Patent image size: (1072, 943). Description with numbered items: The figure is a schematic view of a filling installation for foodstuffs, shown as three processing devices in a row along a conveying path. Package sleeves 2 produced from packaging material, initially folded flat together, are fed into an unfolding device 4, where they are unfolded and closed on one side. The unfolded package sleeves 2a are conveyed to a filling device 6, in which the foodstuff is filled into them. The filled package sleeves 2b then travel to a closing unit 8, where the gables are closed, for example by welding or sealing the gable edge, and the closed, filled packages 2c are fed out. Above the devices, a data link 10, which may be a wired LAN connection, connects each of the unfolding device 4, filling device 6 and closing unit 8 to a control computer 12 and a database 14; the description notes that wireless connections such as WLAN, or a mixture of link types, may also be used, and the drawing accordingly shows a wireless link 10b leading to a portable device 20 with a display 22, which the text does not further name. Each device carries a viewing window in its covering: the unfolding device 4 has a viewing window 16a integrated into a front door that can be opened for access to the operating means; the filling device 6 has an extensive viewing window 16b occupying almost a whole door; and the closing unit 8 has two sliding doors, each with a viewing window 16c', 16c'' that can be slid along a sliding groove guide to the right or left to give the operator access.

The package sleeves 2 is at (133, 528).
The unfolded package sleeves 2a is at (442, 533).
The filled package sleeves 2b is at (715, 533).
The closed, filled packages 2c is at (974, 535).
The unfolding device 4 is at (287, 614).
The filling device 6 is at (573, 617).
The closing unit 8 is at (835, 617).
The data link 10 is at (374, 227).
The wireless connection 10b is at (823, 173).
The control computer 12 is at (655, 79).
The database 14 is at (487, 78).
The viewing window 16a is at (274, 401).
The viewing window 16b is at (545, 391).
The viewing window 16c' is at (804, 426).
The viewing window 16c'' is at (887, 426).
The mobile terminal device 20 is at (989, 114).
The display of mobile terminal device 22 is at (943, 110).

++++++

TASK DIRECTIONS :: Quote the data above word for word, from the first line to the last.

OUTPUT FOR THIS EXERCISE ::
Patent image size: (1072, 943). Description with numbered items: The figure is a schematic view of a filling installation for foodstuffs, shown as three processing devices in a row along a conveying path. Package sleeves 2 produced from packaging material, initially folded flat together, are fed into an unfolding device 4, where they are unfolded and closed on one side. The unfolded package sleeves 2a are conveyed to a filling device 6, in which the foodstuff is filled into them. The filled package sleeves 2b then travel to a closing unit 8, where the gables are closed, for example by welding or sealing the gable edge, and the closed, filled packages 2c are fed out. Above the devices, a data link 10, which may be a wired LAN connection, connects each of the unfolding device 4, filling device 6 and closing unit 8 to a control computer 12 and a database 14; the description notes that wireless connections such as WLAN, or a mixture of link types, may also be used, and the drawing accordingly shows a wireless link 10b leading to a portable device 20 with a display 22, which the text does not further name. Each device carries a viewing window in its covering: the unfolding device 4 has a viewing window 16a integrated into a front door that can be opened for access to the operating means; the filling device 6 has an extensive viewing window 16b occupying almost a whole door; and the closing unit 8 has two sliding doors, each with a viewing window 16c', 16c'' that can be slid along a sliding groove guide to the right or left to give the operator access.

The package sleeves 2 is at (133, 528).
The unfolded package sleeves 2a is at (442, 533).
The filled package sleeves 2b is at (715, 533).
The closed, filled packages 2c is at (974, 535).
The unfolding device 4 is at (287, 614).
The filling device 6 is at (573, 617).
The closing unit 8 is at (835, 617).
The data link 10 is at (374, 227).
The wireless connection 10b is at (823, 173).
The control computer 12 is at (655, 79).
The database 14 is at (487, 78).
The viewing window 16a is at (274, 401).
The viewing window 16b is at (545, 391).
The viewing window 16c' is at (804, 426).
The viewing window 16c'' is at (887, 426).
The mobile terminal device 20 is at (989, 114).
The display of mobile terminal device 22 is at (943, 110).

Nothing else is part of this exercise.